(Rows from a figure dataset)
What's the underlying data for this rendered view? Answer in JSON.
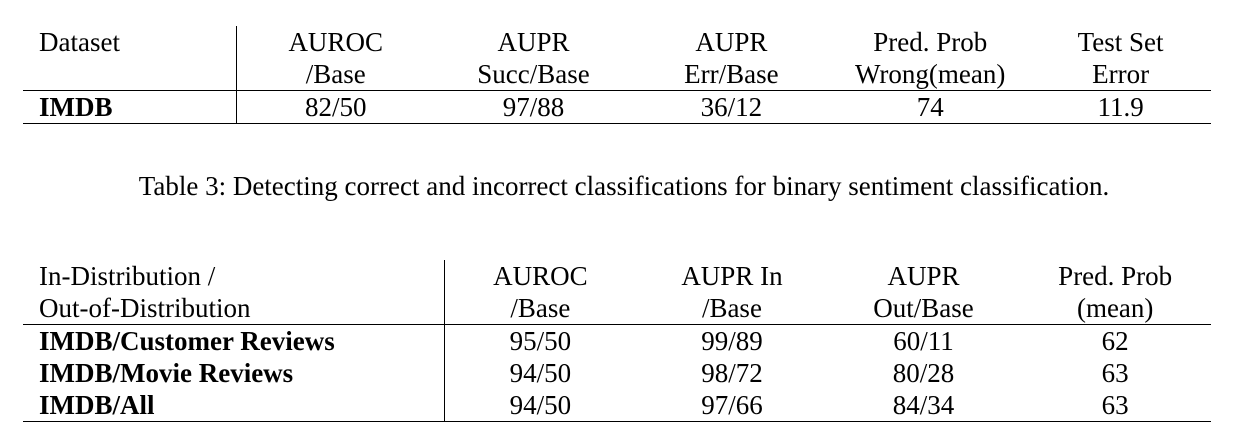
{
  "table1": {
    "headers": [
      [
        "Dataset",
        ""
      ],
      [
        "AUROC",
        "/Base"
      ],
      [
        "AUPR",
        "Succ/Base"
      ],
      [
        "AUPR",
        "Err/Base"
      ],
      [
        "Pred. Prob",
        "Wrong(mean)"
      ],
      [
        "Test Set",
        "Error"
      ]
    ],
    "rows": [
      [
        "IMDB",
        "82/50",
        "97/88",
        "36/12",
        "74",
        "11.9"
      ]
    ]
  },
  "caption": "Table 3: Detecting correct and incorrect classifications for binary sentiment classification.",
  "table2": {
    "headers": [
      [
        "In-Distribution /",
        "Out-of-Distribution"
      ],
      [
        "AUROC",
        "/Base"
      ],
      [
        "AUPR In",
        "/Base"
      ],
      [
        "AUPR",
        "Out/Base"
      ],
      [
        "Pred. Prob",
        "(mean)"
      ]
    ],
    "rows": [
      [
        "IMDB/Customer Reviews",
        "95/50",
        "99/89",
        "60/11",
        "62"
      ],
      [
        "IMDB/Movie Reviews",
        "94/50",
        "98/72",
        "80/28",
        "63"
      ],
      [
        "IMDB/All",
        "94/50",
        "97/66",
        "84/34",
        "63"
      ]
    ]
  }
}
* * *
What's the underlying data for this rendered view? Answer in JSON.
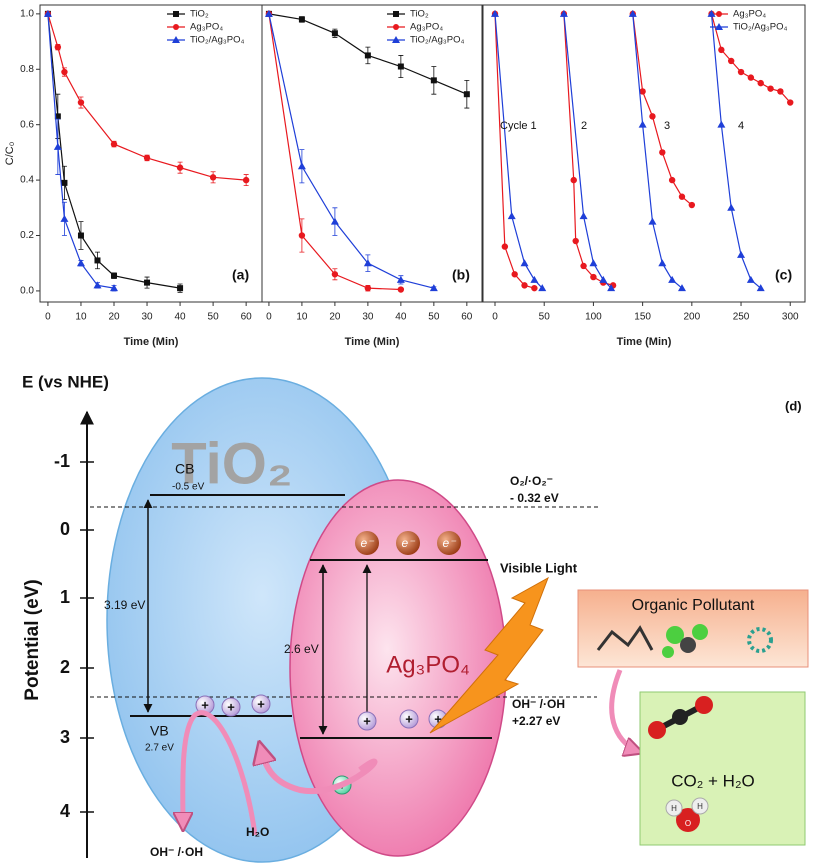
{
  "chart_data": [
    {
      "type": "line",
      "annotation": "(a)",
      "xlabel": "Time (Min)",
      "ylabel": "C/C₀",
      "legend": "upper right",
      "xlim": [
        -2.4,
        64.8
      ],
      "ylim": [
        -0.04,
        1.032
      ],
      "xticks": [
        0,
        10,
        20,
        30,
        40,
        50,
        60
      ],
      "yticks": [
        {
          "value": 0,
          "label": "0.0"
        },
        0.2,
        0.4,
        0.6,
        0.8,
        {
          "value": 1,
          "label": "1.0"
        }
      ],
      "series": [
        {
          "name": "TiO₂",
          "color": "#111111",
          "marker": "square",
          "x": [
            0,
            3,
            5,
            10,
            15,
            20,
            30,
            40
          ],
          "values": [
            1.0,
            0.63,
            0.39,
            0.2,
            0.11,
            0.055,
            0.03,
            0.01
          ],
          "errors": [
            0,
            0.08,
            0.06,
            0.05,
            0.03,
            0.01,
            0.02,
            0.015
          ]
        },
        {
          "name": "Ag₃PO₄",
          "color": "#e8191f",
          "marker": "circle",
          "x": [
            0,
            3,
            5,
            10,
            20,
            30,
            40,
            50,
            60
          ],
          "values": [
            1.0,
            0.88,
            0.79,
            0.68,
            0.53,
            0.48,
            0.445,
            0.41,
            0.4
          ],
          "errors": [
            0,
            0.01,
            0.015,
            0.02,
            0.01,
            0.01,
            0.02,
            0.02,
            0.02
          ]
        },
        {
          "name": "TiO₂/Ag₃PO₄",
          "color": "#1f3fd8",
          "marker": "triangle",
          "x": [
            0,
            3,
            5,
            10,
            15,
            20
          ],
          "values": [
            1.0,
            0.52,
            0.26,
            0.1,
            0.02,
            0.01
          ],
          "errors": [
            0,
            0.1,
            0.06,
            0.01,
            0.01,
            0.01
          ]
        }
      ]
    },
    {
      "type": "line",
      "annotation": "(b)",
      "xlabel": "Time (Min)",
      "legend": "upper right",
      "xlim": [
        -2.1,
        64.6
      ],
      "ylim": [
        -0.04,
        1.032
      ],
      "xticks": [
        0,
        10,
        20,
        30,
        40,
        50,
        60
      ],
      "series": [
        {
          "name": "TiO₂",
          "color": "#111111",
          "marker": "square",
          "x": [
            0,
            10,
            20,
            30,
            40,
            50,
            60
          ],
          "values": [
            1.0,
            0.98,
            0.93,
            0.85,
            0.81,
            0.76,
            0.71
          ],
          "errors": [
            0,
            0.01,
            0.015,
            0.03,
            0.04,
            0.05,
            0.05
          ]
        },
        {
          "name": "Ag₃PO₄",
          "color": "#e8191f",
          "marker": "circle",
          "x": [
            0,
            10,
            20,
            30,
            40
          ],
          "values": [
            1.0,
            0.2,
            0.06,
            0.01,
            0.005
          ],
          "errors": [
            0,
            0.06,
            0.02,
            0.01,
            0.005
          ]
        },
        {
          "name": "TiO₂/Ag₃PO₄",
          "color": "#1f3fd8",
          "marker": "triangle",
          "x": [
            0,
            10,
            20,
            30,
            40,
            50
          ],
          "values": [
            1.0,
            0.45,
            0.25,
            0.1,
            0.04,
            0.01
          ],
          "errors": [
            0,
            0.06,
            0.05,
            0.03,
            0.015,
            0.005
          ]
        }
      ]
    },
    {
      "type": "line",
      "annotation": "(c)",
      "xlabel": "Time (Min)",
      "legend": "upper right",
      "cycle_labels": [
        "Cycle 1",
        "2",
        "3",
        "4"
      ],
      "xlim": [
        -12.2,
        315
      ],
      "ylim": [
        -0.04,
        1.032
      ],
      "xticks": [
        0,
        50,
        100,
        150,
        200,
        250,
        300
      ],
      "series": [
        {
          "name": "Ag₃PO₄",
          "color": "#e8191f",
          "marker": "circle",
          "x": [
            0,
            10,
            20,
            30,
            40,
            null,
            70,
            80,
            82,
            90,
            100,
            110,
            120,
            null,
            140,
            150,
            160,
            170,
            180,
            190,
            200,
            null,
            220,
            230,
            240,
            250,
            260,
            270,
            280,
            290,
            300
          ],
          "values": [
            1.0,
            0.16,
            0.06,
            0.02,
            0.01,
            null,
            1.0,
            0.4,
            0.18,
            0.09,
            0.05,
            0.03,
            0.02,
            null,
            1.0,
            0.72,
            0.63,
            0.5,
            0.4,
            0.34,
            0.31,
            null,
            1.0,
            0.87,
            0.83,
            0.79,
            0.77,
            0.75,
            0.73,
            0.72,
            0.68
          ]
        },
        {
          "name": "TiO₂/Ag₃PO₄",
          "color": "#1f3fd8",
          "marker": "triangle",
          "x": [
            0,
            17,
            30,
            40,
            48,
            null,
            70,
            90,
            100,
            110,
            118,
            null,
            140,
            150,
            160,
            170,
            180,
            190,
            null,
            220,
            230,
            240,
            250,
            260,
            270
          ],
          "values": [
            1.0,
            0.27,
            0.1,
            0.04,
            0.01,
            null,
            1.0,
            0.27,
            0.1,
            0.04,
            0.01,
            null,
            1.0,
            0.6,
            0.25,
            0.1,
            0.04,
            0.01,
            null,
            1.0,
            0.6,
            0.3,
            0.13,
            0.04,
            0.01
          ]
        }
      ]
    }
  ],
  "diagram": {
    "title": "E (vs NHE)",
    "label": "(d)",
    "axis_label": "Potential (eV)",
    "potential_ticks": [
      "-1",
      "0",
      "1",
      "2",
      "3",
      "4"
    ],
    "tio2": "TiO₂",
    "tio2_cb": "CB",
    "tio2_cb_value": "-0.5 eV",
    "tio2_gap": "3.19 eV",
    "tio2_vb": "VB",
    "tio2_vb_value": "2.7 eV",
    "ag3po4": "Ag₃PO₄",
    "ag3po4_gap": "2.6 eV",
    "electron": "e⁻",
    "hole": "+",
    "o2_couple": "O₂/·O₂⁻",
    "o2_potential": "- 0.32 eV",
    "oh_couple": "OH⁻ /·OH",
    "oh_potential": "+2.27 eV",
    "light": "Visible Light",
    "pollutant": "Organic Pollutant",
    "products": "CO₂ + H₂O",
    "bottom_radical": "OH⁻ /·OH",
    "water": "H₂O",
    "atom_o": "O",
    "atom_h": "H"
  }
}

**YOUR GOAL**
From the records above, pick out and copy each line holding the word "IMDB".

**TASK OUTPUT**
        "IMDB",
        "IMDB/Customer Reviews",
        "IMDB/Movie Reviews",
        "IMDB/All",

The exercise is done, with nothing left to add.